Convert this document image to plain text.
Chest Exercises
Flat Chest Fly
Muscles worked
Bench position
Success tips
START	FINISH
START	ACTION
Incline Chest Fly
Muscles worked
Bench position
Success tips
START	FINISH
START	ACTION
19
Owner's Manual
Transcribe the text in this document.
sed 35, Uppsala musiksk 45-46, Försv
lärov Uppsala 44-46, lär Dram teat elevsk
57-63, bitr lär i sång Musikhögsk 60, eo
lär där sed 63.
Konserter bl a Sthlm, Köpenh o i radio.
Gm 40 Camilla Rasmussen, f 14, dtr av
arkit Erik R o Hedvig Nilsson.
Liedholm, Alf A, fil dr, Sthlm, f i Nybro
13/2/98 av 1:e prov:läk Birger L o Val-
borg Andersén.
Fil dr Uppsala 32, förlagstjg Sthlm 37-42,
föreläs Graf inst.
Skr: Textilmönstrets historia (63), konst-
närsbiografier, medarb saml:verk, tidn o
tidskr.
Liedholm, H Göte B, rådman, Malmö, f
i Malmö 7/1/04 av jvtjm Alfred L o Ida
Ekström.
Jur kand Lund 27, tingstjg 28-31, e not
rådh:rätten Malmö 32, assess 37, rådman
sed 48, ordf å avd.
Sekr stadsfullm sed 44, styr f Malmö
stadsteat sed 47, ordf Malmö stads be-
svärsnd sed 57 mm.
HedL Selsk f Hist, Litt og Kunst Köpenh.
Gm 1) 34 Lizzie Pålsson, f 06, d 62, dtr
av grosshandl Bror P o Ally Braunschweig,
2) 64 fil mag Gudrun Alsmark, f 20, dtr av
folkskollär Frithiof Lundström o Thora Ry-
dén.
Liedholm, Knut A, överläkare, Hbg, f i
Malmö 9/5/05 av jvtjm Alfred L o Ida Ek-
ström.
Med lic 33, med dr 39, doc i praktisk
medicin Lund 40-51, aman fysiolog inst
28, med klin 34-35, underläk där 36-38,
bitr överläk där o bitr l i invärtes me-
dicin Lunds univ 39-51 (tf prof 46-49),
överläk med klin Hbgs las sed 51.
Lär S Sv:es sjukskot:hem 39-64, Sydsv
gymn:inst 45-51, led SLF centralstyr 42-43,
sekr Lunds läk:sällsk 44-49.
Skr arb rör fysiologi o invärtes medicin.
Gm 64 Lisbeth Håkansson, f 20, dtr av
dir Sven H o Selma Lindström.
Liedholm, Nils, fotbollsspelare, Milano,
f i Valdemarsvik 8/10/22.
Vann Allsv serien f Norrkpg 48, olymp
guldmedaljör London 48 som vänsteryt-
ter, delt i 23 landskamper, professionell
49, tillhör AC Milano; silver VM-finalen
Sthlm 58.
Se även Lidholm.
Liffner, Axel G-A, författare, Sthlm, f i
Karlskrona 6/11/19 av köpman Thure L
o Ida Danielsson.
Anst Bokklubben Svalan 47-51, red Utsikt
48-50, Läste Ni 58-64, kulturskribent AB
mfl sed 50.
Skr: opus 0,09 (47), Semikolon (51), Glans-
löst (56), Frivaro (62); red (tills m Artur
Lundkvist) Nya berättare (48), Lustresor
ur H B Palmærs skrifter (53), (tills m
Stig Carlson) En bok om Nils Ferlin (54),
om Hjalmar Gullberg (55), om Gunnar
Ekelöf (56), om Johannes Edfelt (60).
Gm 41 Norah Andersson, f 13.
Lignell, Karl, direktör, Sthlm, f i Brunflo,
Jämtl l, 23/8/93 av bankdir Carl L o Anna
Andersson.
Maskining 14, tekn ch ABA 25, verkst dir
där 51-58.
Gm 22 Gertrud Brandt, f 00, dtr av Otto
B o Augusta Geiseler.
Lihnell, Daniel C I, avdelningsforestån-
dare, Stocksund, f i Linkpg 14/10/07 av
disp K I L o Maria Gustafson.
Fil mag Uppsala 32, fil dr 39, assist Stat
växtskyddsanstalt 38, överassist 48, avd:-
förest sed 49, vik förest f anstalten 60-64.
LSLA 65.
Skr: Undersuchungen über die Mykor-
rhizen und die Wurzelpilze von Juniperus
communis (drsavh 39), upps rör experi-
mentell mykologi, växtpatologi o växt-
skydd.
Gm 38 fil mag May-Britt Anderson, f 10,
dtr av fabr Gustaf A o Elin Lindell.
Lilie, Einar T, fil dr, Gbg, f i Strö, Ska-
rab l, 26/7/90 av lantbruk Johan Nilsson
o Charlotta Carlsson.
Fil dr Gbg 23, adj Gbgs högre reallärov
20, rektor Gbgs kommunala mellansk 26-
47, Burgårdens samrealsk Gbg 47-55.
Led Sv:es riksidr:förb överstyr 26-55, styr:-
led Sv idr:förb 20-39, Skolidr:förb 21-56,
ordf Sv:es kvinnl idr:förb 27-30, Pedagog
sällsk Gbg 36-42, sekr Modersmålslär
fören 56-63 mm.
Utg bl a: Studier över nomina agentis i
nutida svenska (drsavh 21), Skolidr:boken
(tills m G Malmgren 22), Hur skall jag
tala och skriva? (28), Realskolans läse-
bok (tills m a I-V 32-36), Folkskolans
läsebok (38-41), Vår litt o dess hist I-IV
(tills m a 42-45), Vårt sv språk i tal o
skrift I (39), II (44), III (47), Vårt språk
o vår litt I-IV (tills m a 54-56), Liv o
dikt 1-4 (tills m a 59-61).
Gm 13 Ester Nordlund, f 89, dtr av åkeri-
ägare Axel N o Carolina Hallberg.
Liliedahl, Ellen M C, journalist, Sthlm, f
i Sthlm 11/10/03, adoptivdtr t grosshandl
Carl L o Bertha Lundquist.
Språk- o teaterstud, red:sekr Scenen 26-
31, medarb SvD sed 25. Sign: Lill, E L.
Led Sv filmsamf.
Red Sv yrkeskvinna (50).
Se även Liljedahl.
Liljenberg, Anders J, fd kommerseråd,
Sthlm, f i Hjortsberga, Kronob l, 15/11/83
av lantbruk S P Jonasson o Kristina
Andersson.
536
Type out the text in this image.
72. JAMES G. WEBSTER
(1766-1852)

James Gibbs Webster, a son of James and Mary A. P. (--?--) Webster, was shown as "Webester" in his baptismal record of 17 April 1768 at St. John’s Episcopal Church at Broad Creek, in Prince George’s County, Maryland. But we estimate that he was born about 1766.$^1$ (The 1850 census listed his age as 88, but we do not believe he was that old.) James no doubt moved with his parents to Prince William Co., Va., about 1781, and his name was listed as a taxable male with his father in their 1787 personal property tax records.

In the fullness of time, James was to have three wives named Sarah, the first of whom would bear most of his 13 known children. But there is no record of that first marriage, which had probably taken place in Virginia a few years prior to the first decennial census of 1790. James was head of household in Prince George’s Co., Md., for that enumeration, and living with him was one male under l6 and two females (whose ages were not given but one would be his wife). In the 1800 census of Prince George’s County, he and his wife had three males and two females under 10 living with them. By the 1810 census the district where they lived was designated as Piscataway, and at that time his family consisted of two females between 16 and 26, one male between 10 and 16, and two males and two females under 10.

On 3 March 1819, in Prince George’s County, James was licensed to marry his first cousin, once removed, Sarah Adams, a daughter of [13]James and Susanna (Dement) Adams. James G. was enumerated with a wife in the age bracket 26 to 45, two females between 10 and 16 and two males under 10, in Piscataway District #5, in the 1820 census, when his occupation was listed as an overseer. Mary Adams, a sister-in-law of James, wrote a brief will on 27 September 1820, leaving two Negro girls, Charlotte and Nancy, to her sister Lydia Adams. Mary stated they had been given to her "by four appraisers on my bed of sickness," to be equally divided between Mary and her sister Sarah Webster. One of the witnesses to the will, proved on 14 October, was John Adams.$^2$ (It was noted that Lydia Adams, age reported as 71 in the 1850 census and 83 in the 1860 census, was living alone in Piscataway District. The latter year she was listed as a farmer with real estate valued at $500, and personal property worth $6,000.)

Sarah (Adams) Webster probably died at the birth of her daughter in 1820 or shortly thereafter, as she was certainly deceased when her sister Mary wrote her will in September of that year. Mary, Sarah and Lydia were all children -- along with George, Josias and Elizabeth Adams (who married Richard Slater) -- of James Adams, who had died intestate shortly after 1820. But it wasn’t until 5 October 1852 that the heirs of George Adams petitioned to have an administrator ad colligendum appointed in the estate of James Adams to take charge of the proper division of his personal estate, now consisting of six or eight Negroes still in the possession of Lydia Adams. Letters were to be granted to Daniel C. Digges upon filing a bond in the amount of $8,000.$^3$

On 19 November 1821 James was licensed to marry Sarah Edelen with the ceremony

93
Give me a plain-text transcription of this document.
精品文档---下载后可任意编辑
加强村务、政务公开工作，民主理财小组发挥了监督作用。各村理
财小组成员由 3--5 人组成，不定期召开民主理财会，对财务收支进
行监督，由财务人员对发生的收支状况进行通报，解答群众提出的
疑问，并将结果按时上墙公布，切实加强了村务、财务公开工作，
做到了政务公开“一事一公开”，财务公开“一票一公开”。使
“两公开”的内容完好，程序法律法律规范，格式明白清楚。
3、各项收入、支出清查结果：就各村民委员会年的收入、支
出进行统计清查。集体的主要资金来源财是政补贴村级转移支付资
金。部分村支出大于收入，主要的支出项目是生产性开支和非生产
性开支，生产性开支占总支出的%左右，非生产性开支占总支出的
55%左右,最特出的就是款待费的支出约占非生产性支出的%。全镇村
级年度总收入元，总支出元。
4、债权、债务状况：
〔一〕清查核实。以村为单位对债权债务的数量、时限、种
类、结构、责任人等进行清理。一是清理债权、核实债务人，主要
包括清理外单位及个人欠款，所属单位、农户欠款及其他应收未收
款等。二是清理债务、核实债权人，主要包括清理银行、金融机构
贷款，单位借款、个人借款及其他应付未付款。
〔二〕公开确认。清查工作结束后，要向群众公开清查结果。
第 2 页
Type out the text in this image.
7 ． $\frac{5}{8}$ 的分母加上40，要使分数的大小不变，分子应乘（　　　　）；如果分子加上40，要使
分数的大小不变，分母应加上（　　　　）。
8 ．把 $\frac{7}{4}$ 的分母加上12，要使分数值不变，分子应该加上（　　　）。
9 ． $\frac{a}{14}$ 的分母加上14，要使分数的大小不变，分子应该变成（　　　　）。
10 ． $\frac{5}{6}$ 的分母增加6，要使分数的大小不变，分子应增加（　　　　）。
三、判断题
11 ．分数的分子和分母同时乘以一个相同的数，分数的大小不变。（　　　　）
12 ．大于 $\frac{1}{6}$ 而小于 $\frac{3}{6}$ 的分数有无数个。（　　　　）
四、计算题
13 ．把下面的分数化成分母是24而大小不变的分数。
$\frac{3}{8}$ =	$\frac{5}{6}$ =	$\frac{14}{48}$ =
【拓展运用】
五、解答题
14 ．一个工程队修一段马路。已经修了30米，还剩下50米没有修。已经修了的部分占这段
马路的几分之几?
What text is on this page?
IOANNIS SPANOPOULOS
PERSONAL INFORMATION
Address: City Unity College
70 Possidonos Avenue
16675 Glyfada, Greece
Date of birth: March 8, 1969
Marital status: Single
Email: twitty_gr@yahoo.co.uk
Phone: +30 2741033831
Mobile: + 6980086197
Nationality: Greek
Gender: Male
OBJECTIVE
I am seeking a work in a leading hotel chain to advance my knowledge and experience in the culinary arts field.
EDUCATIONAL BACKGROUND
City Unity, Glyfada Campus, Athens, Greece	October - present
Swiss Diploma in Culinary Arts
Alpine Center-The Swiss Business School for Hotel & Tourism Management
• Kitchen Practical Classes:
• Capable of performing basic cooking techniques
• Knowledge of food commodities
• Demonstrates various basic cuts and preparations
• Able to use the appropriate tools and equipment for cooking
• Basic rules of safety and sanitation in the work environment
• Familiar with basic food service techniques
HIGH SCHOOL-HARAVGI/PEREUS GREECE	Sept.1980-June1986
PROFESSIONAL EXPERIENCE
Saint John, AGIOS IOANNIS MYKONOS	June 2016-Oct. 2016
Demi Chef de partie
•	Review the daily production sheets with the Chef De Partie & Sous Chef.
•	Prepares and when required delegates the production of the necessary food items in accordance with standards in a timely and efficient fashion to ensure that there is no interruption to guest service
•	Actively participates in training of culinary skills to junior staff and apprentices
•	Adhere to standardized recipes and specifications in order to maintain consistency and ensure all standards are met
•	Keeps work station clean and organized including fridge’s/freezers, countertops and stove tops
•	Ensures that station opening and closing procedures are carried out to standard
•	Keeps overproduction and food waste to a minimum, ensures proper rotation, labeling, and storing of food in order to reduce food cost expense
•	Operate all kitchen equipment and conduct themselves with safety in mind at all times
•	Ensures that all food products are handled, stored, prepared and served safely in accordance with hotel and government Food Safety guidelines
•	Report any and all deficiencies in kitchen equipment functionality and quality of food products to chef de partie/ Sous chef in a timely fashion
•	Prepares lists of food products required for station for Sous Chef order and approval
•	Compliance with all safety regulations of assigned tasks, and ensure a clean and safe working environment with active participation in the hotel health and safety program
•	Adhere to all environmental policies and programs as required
_ _ _ _ _ _ _
Look over the listing. Pull out every line with the string "ordf" in it.

sed 48, ordf å avd.
stadsteat sed 47, ordf Malmö stads be-
ordf Sv:es kvinnl idr:förb 27-30, Pedagog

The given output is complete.